_PROVIDED MATERIAL:_
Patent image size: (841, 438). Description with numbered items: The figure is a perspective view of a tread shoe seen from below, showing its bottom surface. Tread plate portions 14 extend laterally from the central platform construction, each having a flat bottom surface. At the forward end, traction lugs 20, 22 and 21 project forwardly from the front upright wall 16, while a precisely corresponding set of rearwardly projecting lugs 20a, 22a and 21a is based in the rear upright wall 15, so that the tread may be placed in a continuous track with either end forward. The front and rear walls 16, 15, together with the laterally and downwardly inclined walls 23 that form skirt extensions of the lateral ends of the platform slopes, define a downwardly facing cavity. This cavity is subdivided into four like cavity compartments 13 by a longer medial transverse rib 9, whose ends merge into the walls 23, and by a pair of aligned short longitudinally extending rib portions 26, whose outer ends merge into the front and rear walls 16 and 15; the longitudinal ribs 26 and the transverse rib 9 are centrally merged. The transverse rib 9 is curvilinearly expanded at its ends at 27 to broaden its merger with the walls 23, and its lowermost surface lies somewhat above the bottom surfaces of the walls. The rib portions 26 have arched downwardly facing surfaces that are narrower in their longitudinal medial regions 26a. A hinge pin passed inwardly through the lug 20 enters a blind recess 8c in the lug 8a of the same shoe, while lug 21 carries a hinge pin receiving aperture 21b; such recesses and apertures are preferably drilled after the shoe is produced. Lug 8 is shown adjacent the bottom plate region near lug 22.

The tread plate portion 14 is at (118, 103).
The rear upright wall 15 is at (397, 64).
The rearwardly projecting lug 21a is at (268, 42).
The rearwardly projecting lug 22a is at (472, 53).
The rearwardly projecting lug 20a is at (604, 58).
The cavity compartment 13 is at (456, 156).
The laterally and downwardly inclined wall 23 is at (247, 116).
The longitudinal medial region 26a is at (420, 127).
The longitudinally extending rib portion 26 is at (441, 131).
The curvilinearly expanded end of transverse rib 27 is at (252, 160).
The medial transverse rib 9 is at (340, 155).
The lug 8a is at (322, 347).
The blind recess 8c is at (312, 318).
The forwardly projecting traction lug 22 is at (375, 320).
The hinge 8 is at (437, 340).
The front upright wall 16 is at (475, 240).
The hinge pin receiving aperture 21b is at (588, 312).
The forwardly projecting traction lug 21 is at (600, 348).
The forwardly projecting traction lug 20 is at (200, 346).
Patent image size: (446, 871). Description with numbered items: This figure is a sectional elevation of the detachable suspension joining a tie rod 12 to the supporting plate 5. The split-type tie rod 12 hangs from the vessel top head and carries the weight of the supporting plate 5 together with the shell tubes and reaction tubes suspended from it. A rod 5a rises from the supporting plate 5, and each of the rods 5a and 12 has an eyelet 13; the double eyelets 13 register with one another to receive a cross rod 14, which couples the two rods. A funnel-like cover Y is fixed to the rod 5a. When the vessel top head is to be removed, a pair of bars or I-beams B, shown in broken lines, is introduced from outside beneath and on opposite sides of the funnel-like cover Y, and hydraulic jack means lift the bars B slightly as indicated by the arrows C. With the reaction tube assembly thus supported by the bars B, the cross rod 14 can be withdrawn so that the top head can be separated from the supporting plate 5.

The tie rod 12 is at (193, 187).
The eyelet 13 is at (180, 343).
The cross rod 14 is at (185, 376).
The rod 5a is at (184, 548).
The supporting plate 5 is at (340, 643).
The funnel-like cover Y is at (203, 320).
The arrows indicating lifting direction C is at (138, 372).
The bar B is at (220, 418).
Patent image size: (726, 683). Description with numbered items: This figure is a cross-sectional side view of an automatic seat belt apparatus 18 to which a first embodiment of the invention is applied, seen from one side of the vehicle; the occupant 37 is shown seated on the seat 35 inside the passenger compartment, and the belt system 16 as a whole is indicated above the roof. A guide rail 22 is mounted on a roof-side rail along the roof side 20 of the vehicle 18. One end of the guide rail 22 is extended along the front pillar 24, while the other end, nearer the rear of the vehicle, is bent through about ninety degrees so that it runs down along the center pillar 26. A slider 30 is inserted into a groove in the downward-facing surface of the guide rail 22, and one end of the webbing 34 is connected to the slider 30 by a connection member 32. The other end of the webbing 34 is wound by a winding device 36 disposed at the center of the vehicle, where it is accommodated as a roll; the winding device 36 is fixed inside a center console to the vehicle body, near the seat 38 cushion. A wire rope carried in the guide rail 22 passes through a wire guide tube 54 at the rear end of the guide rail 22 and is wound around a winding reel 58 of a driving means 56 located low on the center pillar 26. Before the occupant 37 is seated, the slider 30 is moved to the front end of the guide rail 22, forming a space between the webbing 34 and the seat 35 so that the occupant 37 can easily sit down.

_YOUR TASK:_ Please convert the lines above into a numbered list, leaving out the blank ones.

_SOLUTION FOR THIS TASK:_
1. Patent image size: (841, 438). Description with numbered items: The figure is a perspective view of a tread shoe seen from below, showing its bottom surface. Tread plate portions 14 extend laterally from the central platform construction, each having a flat bottom surface. At the forward end, traction lugs 20, 22 and 21 project forwardly from the front upright wall 16, while a precisely corresponding set of rearwardly projecting lugs 20a, 22a and 21a is based in the rear upright wall 15, so that the tread may be placed in a continuous track with either end forward. The front and rear walls 16, 15, together with the laterally and downwardly inclined walls 23 that form skirt extensions of the lateral ends of the platform slopes, define a downwardly facing cavity. This cavity is subdivided into four like cavity compartments 13 by a longer medial transverse rib 9, whose ends merge into the walls 23, and by a pair of aligned short longitudinally extending rib portions 26, whose outer ends merge into the front and rear walls 16 and 15; the longitudinal ribs 26 and the transverse rib 9 are centrally merged. The transverse rib 9 is curvilinearly expanded at its ends at 27 to broaden its merger with the walls 23, and its lowermost surface lies somewhat above the bottom surfaces of the walls. The rib portions 26 have arched downwardly facing surfaces that are narrower in their longitudinal medial regions 26a. A hinge pin passed inwardly through the lug 20 enters a blind recess 8c in the lug 8a of the same shoe, while lug 21 carries a hinge pin receiving aperture 21b; such recesses and apertures are preferably drilled after the shoe is produced. Lug 8 is shown adjacent the bottom plate region near lug 22.
2. The tread plate portion 14 is at (118, 103).
3. The rear upright wall 15 is at (397, 64).
4. The rearwardly projecting lug 21a is at (268, 42).
5. The rearwardly projecting lug 22a is at (472, 53).
6. The rearwardly projecting lug 20a is at (604, 58).
7. The cavity compartment 13 is at (456, 156).
8. The laterally and downwardly inclined wall 23 is at (247, 116).
9. The longitudinal medial region 26a is at (420, 127).
10. The longitudinally extending rib portion 26 is at (441, 131).
11. The curvilinearly expanded end of transverse rib 27 is at (252, 160).
12. The medial transverse rib 9 is at (340, 155).
13. The lug 8a is at (322, 347).
14. The blind recess 8c is at (312, 318).
15. The forwardly projecting traction lug 22 is at (375, 320).
16. The hinge 8 is at (437, 340).
17. The front upright wall 16 is at (475, 240).
18. The hinge pin receiving aperture 21b is at (588, 312).
19. The forwardly projecting traction lug 21 is at (600, 348).
20. The forwardly projecting traction lug 20 is at (200, 346).
21. Patent image size: (446, 871). Description with numbered items: This figure is a sectional elevation of the detachable suspension joining a tie rod 12 to the supporting plate 5. The split-type tie rod 12 hangs from the vessel top head and carries the weight of the supporting plate 5 together with the shell tubes and reaction tubes suspended from it. A rod 5a rises from the supporting plate 5, and each of the rods 5a and 12 has an eyelet 13; the double eyelets 13 register with one another to receive a cross rod 14, which couples the two rods. A funnel-like cover Y is fixed to the rod 5a. When the vessel top head is to be removed, a pair of bars or I-beams B, shown in broken lines, is introduced from outside beneath and on opposite sides of the funnel-like cover Y, and hydraulic jack means lift the bars B slightly as indicated by the arrows C. With the reaction tube assembly thus supported by the bars B, the cross rod 14 can be withdrawn so that the top head can be separated from the supporting plate 5.
22. The tie rod 12 is at (193, 187).
23. The eyelet 13 is at (180, 343).
24. The cross rod 14 is at (185, 376).
25. The rod 5a is at (184, 548).
26. The supporting plate 5 is at (340, 643).
27. The funnel-like cover Y is at (203, 320).
28. The arrows indicating lifting direction C is at (138, 372).
29. The bar B is at (220, 418).
30. Patent image size: (726, 683). Description with numbered items: This figure is a cross-sectional side view of an automatic seat belt apparatus 18 to which a first embodiment of the invention is applied, seen from one side of the vehicle; the occupant 37 is shown seated on the seat 35 inside the passenger compartment, and the belt system 16 as a whole is indicated above the roof. A guide rail 22 is mounted on a roof-side rail along the roof side 20 of the vehicle 18. One end of the guide rail 22 is extended along the front pillar 24, while the other end, nearer the rear of the vehicle, is bent through about ninety degrees so that it runs down along the center pillar 26. A slider 30 is inserted into a groove in the downward-facing surface of the guide rail 22, and one end of the webbing 34 is connected to the slider 30 by a connection member 32. The other end of the webbing 34 is wound by a winding device 36 disposed at the center of the vehicle, where it is accommodated as a roll; the winding device 36 is fixed inside a center console to the vehicle body, near the seat 38 cushion. A wire rope carried in the guide rail 22 passes through a wire guide tube 54 at the rear end of the guide rail 22 and is wound around a winding reel 58 of a driving means 56 located low on the center pillar 26. Before the occupant 37 is seated, the slider 30 is moved to the front end of the guide rail 22, forming a space between the webbing 34 and the seat 35 so that the occupant 37 can easily sit down.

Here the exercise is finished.